■ **The problem**: Look through the records below and collect all lines that hold the string "jours".

begin Material provided

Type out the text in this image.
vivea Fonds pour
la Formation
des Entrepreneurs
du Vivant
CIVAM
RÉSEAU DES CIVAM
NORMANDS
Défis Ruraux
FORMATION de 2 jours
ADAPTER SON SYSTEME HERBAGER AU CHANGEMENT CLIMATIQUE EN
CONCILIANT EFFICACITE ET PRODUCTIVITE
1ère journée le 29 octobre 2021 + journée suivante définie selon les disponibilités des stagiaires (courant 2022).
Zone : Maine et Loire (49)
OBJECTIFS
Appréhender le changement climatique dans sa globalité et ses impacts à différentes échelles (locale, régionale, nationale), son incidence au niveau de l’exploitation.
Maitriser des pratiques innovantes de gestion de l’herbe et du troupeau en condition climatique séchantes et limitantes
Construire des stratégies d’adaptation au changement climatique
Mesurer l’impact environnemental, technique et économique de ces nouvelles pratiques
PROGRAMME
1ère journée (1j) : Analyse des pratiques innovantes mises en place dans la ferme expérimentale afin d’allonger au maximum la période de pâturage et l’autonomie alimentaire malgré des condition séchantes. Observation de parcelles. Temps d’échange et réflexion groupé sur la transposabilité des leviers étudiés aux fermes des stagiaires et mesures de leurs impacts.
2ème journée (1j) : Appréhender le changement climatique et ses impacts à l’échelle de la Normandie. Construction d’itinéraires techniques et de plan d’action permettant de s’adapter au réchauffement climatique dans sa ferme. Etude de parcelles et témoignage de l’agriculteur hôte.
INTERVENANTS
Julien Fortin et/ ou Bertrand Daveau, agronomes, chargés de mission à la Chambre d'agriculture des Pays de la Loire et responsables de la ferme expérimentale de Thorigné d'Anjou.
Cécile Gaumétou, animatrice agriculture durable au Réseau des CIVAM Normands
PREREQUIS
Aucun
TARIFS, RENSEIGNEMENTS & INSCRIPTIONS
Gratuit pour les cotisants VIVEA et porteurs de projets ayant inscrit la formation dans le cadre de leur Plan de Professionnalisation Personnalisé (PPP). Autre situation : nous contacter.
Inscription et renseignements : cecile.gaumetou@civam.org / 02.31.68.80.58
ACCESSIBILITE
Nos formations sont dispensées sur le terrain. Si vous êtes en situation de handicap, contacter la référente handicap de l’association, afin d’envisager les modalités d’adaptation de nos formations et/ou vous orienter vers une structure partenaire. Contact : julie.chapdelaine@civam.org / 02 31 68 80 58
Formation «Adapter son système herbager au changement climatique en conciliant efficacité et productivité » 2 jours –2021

end Material provided

■ **Reply to the task**:
FORMATION de 2 jours
Formation «Adapter son système herbager au changement climatique en conciliant efficacité et productivité » 2 jours –2021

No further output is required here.